▶ [Provided data]:

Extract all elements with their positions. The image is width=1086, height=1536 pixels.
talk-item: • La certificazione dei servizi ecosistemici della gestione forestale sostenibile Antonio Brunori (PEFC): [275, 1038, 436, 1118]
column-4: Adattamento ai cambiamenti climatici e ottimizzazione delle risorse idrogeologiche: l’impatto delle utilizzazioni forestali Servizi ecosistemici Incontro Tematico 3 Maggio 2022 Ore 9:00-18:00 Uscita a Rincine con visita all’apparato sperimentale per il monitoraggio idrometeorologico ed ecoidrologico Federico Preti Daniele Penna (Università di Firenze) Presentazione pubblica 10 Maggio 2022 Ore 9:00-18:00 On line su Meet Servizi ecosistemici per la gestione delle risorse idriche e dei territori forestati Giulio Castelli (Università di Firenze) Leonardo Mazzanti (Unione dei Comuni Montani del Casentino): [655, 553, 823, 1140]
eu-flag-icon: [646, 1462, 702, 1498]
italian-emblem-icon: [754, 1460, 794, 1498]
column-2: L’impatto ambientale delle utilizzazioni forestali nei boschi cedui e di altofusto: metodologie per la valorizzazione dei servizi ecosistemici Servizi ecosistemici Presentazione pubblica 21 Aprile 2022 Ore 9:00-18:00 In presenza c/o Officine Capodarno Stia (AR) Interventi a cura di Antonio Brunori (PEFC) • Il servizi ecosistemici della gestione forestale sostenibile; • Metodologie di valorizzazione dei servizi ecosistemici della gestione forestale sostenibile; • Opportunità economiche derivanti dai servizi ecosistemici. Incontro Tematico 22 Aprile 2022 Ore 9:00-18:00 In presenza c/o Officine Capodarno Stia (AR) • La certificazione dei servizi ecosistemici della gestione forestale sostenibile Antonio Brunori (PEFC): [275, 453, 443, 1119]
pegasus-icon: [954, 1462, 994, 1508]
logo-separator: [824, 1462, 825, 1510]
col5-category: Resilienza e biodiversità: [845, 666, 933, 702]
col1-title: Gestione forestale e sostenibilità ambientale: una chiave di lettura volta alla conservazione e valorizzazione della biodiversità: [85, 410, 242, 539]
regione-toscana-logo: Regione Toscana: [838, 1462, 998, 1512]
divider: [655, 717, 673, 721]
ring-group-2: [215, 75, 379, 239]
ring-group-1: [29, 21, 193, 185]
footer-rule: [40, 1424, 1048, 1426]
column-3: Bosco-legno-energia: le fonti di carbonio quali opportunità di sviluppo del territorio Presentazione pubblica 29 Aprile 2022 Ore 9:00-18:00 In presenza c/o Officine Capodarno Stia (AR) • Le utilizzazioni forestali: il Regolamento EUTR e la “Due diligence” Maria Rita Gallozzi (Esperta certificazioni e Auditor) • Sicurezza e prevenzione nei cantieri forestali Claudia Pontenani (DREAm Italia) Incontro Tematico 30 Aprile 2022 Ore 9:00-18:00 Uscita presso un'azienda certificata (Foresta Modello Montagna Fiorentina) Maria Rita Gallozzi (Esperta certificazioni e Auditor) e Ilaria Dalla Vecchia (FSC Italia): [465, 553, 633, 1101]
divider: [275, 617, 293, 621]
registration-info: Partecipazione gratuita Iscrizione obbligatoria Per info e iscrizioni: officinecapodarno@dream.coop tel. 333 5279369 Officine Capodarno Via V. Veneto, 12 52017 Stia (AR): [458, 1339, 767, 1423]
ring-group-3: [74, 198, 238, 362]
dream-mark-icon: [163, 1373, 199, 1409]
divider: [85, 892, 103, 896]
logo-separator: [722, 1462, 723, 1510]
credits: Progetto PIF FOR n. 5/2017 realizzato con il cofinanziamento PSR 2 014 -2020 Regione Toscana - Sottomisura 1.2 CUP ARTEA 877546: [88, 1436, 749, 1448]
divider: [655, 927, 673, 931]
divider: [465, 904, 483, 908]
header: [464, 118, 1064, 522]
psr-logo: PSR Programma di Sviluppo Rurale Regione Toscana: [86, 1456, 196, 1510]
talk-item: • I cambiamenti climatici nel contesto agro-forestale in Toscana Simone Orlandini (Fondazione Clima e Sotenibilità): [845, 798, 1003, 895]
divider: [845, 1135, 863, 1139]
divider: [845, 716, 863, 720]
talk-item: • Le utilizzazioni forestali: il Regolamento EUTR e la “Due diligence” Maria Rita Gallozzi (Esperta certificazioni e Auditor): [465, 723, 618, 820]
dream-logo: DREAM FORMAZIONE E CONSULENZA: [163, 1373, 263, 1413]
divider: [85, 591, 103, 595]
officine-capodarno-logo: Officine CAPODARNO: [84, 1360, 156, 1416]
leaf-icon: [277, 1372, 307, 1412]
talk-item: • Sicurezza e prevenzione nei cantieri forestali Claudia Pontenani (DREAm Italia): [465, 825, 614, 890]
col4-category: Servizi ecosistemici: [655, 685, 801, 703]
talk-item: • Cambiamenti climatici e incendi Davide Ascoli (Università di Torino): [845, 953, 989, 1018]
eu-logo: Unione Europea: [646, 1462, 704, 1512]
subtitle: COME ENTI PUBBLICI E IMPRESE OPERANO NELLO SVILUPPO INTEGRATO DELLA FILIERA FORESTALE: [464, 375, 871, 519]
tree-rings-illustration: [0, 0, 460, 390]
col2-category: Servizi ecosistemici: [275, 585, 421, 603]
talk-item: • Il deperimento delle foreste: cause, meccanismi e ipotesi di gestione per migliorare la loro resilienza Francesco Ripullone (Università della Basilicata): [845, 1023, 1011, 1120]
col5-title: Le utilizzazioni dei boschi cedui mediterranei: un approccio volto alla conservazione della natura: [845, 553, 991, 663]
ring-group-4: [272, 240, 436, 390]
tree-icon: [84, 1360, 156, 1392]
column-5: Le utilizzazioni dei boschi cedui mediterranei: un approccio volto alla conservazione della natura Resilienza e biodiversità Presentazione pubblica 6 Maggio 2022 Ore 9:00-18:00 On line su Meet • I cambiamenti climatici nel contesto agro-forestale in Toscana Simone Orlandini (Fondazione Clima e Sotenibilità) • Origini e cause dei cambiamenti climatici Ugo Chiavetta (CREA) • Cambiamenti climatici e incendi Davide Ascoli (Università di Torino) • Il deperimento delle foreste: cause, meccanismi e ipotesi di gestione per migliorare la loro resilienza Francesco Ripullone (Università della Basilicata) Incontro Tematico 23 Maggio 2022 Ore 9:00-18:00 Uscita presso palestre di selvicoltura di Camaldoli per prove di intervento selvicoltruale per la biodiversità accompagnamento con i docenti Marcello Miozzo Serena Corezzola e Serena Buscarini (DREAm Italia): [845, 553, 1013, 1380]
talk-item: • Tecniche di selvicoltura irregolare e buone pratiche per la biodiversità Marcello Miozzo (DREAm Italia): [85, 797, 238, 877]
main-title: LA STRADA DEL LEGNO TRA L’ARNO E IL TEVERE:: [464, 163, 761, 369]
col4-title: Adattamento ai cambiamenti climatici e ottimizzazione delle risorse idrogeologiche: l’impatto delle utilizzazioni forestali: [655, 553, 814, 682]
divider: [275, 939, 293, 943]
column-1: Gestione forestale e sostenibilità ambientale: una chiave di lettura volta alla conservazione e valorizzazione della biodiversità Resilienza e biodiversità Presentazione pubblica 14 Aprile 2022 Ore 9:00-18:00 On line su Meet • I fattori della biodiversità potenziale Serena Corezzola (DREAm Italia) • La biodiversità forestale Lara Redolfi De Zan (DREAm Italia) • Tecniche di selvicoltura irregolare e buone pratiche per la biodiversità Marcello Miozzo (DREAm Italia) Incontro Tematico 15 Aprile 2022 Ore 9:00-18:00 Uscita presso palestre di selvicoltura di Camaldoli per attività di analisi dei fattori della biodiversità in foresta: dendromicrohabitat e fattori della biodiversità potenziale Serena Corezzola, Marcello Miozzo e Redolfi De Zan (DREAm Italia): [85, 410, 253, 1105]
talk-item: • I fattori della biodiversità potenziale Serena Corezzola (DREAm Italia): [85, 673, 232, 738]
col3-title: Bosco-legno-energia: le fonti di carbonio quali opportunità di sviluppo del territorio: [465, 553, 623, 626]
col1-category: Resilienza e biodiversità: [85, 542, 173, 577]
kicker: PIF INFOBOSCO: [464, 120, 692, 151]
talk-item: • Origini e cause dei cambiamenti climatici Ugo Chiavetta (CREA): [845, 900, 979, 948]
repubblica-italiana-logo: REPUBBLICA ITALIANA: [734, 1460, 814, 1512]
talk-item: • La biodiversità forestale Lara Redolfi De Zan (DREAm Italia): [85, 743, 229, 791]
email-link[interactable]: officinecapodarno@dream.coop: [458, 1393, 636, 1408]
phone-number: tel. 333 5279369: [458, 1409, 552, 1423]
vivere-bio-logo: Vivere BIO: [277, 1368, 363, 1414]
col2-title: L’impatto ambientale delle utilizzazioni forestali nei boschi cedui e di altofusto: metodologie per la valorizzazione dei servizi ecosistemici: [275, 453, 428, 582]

▶ [What you should do]: Rewrite the lines starting at the beginning of the records and ending at the line that contains "talk-item: • La certificazione" as a numbered list, including both ends and leaving out any blank lines.

▶ [Correct output]:
1. Extract all elements with their positions. The image is width=1086, height=1536 pixels.
2. talk-item: • La certificazione dei servizi ecosistemici della gestione forestale sostenibile Antonio Brunori (PEFC): [275, 1038, 436, 1118]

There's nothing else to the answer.